> The input:
──────────────────────────────
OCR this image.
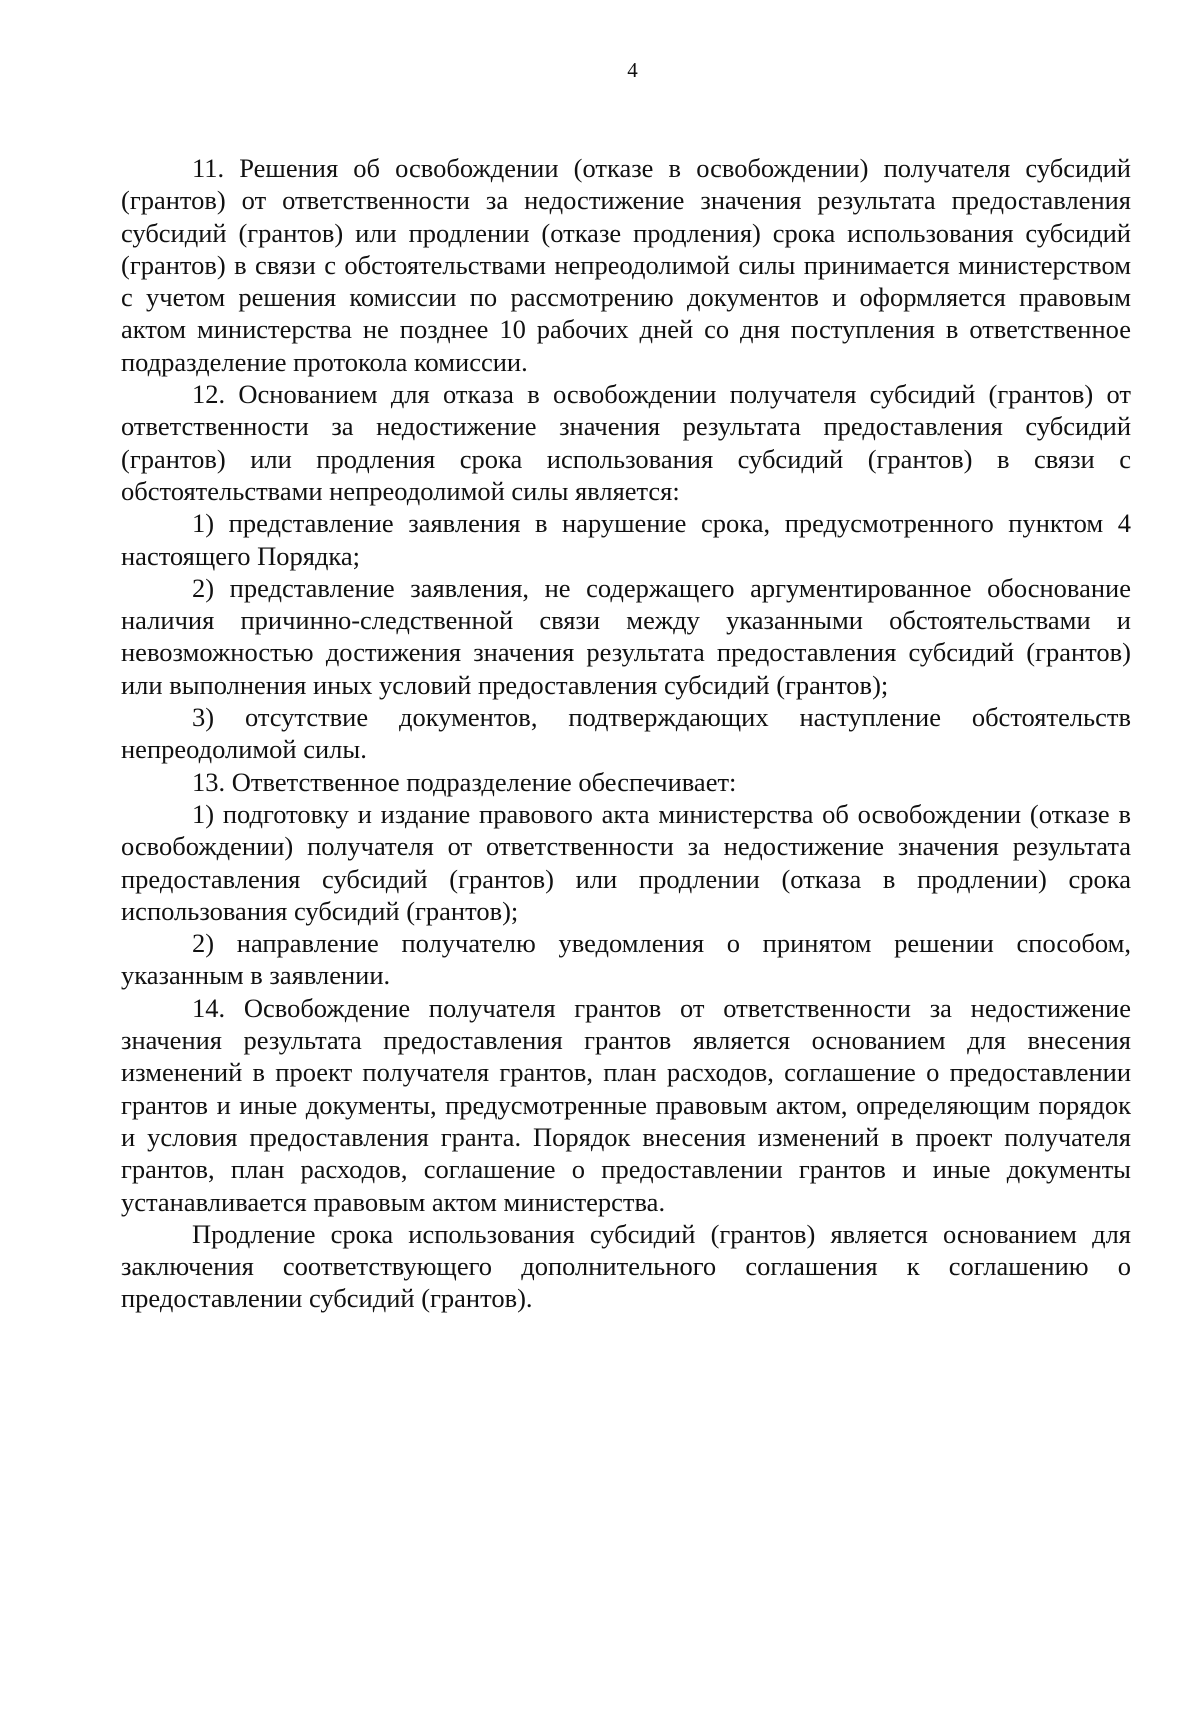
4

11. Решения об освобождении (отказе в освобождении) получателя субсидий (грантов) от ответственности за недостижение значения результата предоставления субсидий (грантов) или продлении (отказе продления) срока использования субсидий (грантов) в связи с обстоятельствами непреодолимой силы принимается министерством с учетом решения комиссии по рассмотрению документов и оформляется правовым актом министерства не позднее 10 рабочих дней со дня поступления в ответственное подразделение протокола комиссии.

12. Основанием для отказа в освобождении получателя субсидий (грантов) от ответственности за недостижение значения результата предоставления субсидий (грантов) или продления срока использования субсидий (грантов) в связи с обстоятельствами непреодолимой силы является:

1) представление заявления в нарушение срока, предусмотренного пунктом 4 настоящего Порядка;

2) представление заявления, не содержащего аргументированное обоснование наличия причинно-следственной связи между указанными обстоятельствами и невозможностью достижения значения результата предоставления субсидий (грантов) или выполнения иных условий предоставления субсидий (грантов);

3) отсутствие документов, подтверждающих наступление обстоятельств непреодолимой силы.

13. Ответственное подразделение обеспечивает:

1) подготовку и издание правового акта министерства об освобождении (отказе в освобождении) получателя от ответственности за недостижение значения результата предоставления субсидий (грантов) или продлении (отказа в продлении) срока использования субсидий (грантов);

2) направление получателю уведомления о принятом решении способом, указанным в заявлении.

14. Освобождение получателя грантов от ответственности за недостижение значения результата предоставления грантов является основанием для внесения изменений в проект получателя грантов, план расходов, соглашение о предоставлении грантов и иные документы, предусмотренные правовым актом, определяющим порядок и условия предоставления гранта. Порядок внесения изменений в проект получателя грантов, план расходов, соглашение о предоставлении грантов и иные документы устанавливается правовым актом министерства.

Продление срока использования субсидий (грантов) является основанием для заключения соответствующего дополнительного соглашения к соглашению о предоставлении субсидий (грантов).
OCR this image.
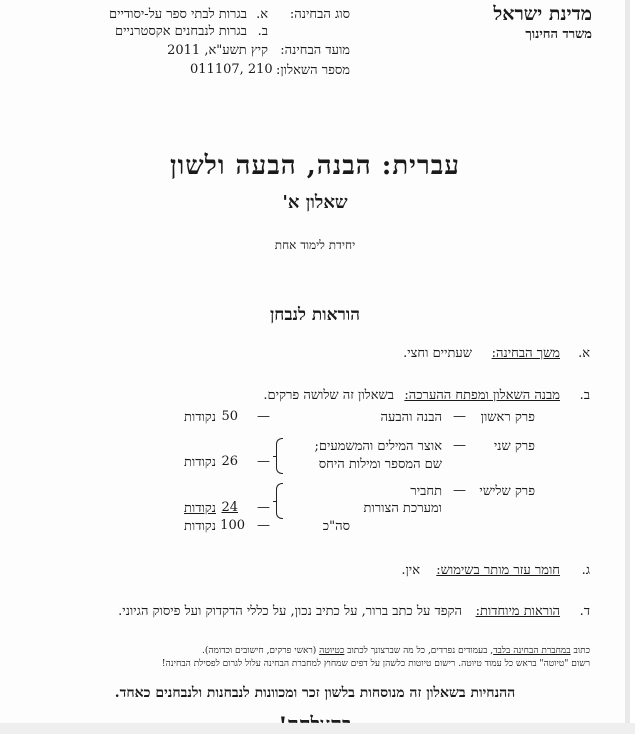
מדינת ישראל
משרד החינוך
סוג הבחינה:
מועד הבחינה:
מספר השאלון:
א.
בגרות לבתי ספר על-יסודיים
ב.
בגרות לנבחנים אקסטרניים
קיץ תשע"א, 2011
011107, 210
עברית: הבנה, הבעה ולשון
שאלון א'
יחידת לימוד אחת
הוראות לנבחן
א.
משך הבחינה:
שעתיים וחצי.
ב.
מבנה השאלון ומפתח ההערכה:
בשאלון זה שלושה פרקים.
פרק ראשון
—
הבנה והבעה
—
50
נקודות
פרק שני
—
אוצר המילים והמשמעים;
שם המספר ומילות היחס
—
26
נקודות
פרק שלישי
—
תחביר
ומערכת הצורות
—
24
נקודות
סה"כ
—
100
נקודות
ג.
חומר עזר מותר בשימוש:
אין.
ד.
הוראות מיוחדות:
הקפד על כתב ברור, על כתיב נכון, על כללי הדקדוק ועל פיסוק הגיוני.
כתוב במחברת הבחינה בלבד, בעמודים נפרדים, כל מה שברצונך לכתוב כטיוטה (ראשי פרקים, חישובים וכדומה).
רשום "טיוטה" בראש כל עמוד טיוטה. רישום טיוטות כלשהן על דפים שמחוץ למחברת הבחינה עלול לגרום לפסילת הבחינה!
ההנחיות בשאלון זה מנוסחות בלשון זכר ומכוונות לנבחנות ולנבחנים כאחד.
──────────────────────────────
> Exercise: Read through the data and copy every line where "בגרות" shows up.

> Full solution:
בגרות לבתי ספר על-יסודיים
בגרות לנבחנים אקסטרניים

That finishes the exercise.